Repeat the lines starting at the one containing "- location-value: No" and ending at the one containing "- menu-icon[interactable]: [14, 21, 39, 40]", with both of those lines included.

— START OF Material provided —

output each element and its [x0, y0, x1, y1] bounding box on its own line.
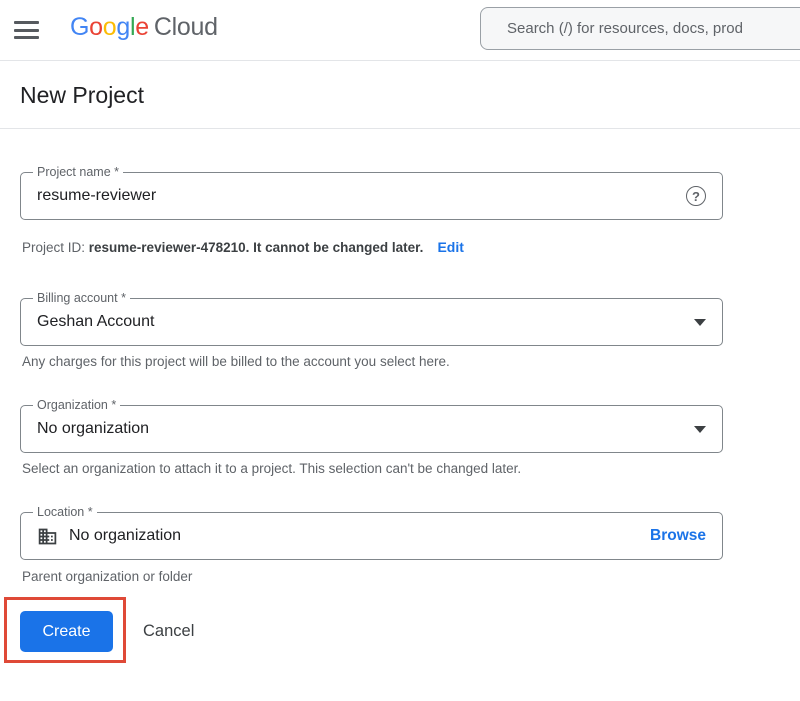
- location-value: No organization: [69, 527, 181, 545]
- chevron-down-icon: [694, 426, 706, 433]
- billing-account-value: Geshan Account: [37, 313, 154, 331]
- edit-project-id-link[interactable]: Edit: [437, 239, 463, 255]
- google-logo-cloud: Cloud: [154, 13, 218, 41]
- google-logo-word: Google: [70, 13, 149, 41]
- menu-icon[interactable]: [14, 21, 39, 40]
- create-button[interactable]: Create: [20, 611, 113, 652]
- project-name-label: Project name *: [33, 164, 123, 181]
- title-divider: [0, 128, 800, 129]
- project-id-text: Project ID: resume-reviewer-478210. It c…: [22, 239, 464, 255]
- location-field[interactable]: Location * No organization Browse: [20, 512, 723, 560]
- project-id-note: It cannot be changed later.: [249, 240, 423, 255]
- search-input[interactable]: Search (/) for resources, docs, prod: [480, 7, 800, 50]
- top-app-bar: GoogleCloud Search (/) for resources, do…: [0, 0, 800, 61]
- page-title: New Project: [20, 82, 144, 109]
- google-cloud-logo[interactable]: GoogleCloud: [70, 13, 218, 42]
- project-name-value: resume-reviewer: [37, 187, 156, 205]
- search-placeholder-text: Search (/) for resources, docs, prod: [507, 20, 743, 37]
- cancel-button[interactable]: Cancel: [143, 611, 194, 652]
- project-id-value: resume-reviewer-478210.: [89, 240, 250, 255]
- billing-account-label: Billing account *: [33, 290, 130, 307]
- organization-select[interactable]: Organization * No organization: [20, 405, 723, 453]
- organization-helper-text: Select an organization to attach it to a…: [22, 461, 521, 476]
- new-project-page: GoogleCloud Search (/) for resources, do…: [0, 0, 800, 701]
- organization-label: Organization *: [33, 397, 120, 414]
- billing-helper-text: Any charges for this project will be bil…: [22, 354, 450, 369]
- project-id-prefix: Project ID:: [22, 240, 89, 255]
- location-label: Location *: [33, 504, 97, 521]
- location-helper-text: Parent organization or folder: [22, 569, 192, 584]
- project-name-input[interactable]: Project name * resume-reviewer ?: [20, 172, 723, 220]
- browse-link[interactable]: Browse: [650, 527, 706, 545]
- chevron-down-icon: [694, 319, 706, 326]
- help-icon[interactable]: ?: [686, 186, 706, 206]
- building-icon: [37, 526, 58, 547]
- billing-account-select[interactable]: Billing account * Geshan Account: [20, 298, 723, 346]
- organization-value: No organization: [37, 420, 149, 438]
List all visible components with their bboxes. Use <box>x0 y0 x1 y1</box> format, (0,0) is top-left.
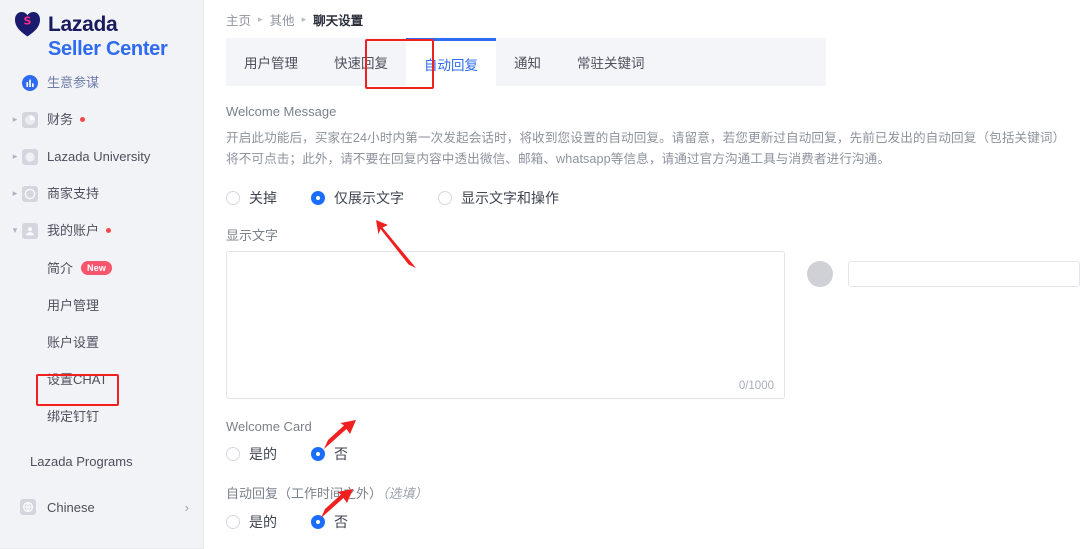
lazada-heart-logo-icon: S <box>14 11 41 37</box>
sidebar-subitem-profile[interactable]: 简介 New <box>0 249 203 286</box>
sidebar-item-label: Lazada Programs <box>30 453 133 469</box>
display-text-textarea[interactable]: 0/1000 <box>226 251 785 399</box>
radio-icon <box>226 191 240 205</box>
display-text-label: 显示文字 <box>226 228 279 243</box>
account-icon <box>22 222 38 239</box>
sidebar-subitem-bind-dingding[interactable]: 绑定钉钉 <box>0 397 203 434</box>
sidebar-subitem-label: 账户设置 <box>47 335 100 350</box>
tab-auto-reply[interactable]: 自动回复 <box>406 38 496 86</box>
sidebar-item-merchant-support[interactable]: ▸ 商家支持 <box>0 175 203 212</box>
app-root: S Lazada Seller Center 生意参谋 ▸ 财务 ▸ Lazad… <box>0 0 1080 549</box>
radio-icon-selected <box>311 447 325 461</box>
radio-option-off[interactable]: 关掉 <box>226 188 277 208</box>
radio-option-text-and-action[interactable]: 显示文字和操作 <box>438 188 559 208</box>
welcome-card-radio-group: 是的 否 <box>226 444 1080 464</box>
offhours-radio-group: 是的 否 <box>226 512 1080 532</box>
radio-label: 关掉 <box>249 190 277 206</box>
offhours-label-text: 自动回复（工作时间之外） <box>226 486 383 501</box>
sidebar-item-lazada-programs[interactable]: Lazada Programs <box>0 444 203 478</box>
radio-icon-selected <box>311 191 325 205</box>
sidebar-subitem-label: 简介 <box>47 261 74 276</box>
welcome-card-radio-yes[interactable]: 是的 <box>226 444 277 464</box>
cap-icon <box>22 148 38 165</box>
tab-quick-reply[interactable]: 快速回复 <box>316 38 406 86</box>
breadcrumb-item-home[interactable]: 主页 <box>226 10 251 29</box>
help-icon <box>22 185 38 202</box>
pie-icon <box>22 111 38 128</box>
tab-notification[interactable]: 通知 <box>496 38 559 86</box>
breadcrumb-separator-icon: ▸ <box>258 13 263 24</box>
radio-icon-selected <box>311 515 325 529</box>
sidebar-item-label: 我的账户 <box>47 222 100 238</box>
chevron-right-icon: › <box>184 499 189 515</box>
radio-label: 是的 <box>249 514 277 530</box>
radio-label: 显示文字和操作 <box>461 190 559 206</box>
breadcrumb-item-current: 聊天设置 <box>313 13 364 28</box>
offhours-radio-no[interactable]: 否 <box>311 512 348 532</box>
sidebar-subitem-user-management[interactable]: 用户管理 <box>0 286 203 323</box>
offhours-auto-reply-section-label: 自动回复（工作时间之外）（选填） <box>226 483 1080 502</box>
globe-icon <box>20 499 36 515</box>
preview-input[interactable] <box>848 261 1080 287</box>
avatar <box>807 261 833 287</box>
chart-icon <box>22 74 38 91</box>
brand-logo[interactable]: S Lazada Seller Center <box>0 0 203 60</box>
sidebar-item-lazada-university[interactable]: ▸ Lazada University <box>0 138 203 175</box>
sidebar-subitem-label: 设置CHAT <box>47 372 108 387</box>
radio-label: 否 <box>334 514 348 530</box>
radio-label: 是的 <box>249 446 277 462</box>
sidebar-item-label: 生意参谋 <box>47 74 100 90</box>
offhours-radio-yes[interactable]: 是的 <box>226 512 277 532</box>
tab-resident-keywords[interactable]: 常驻关键词 <box>559 38 663 86</box>
offhours-optional-note: （选填） <box>382 486 428 501</box>
sidebar-subitem-label: 用户管理 <box>47 298 100 313</box>
radio-label: 否 <box>334 446 348 462</box>
welcome-card-radio-no[interactable]: 否 <box>311 444 348 464</box>
main-content: 主页 ▸ 其他 ▸ 聊天设置 用户管理 快速回复 自动回复 通知 常驻关键词 W… <box>204 0 1080 532</box>
tab-bar: 用户管理 快速回复 自动回复 通知 常驻关键词 <box>226 38 826 86</box>
breadcrumb: 主页 ▸ 其他 ▸ 聊天设置 <box>226 0 1080 38</box>
sidebar-item-label: 财务 <box>47 111 74 127</box>
sidebar-item-finance[interactable]: ▸ 财务 <box>0 101 203 138</box>
radio-option-text-only[interactable]: 仅展示文字 <box>311 188 404 208</box>
breadcrumb-separator-icon: ▸ <box>301 13 307 24</box>
brand-subtitle: Seller Center <box>48 38 168 60</box>
sidebar-subitem-account-settings[interactable]: 账户设置 <box>0 323 203 360</box>
caret-icon: ▸ <box>12 151 18 161</box>
welcome-message-description: 开启此功能后，买家在24小时内第一次发起会话时，将收到您设置的自动回复。请留意，… <box>226 131 1060 166</box>
radio-icon <box>226 447 240 461</box>
message-preview <box>807 261 1080 287</box>
editor-row: 0/1000 <box>226 251 1080 399</box>
language-label: Chinese <box>47 499 95 515</box>
sidebar-item-label: 商家支持 <box>47 185 100 201</box>
main-panel: 主页 ▸ 其他 ▸ 聊天设置 用户管理 快速回复 自动回复 通知 常驻关键词 W… <box>204 0 1080 549</box>
language-switcher[interactable]: Chinese › <box>0 488 203 526</box>
notification-dot <box>80 117 86 122</box>
new-badge: New <box>81 260 113 275</box>
notification-dot <box>106 228 112 233</box>
char-counter: 0/1000 <box>738 380 774 392</box>
caret-icon: ▸ <box>12 188 18 198</box>
sidebar-subitem-setting-chat[interactable]: 设置CHAT <box>0 360 203 397</box>
radio-icon <box>226 515 240 529</box>
welcome-message-section-label: Welcome Message <box>226 104 337 119</box>
sidebar: S Lazada Seller Center 生意参谋 ▸ 财务 ▸ Lazad… <box>0 0 204 549</box>
tab-user-management[interactable]: 用户管理 <box>226 38 316 86</box>
welcome-card-section-label: Welcome Card <box>226 419 312 434</box>
caret-icon: ▸ <box>12 114 18 124</box>
sidebar-item-label: Lazada University <box>47 148 151 164</box>
radio-label: 仅展示文字 <box>334 190 404 206</box>
sidebar-subitem-label: 绑定钉钉 <box>47 409 100 424</box>
sidebar-item-my-account[interactable]: ▾ 我的账户 <box>0 212 203 249</box>
radio-icon <box>438 191 452 205</box>
brand-name: Lazada <box>48 12 118 36</box>
svg-text:S: S <box>24 15 32 28</box>
caret-icon: ▾ <box>12 225 18 235</box>
welcome-message-mode-radio-group: 关掉 仅展示文字 显示文字和操作 <box>226 188 1080 208</box>
sidebar-item-business-advisor[interactable]: 生意参谋 <box>0 64 203 101</box>
breadcrumb-item-others[interactable]: 其他 <box>270 10 295 29</box>
sidebar-nav: 生意参谋 ▸ 财务 ▸ Lazada University ▸ 商家支持 ▾ 我… <box>0 58 203 526</box>
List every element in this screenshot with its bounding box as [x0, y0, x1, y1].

— END OF Material provided —

Solution for this exercise
- location-value: No organization: [69, 527, 181, 545]
- chevron-down-icon: [694, 426, 706, 433]
- billing-account-value: Geshan Account: [37, 313, 154, 331]
- edit-project-id-link[interactable]: Edit: [437, 239, 463, 255]
- google-logo-cloud: Cloud: [154, 13, 218, 41]
- google-logo-word: Google: [70, 13, 149, 41]
- menu-icon[interactable]: [14, 21, 39, 40]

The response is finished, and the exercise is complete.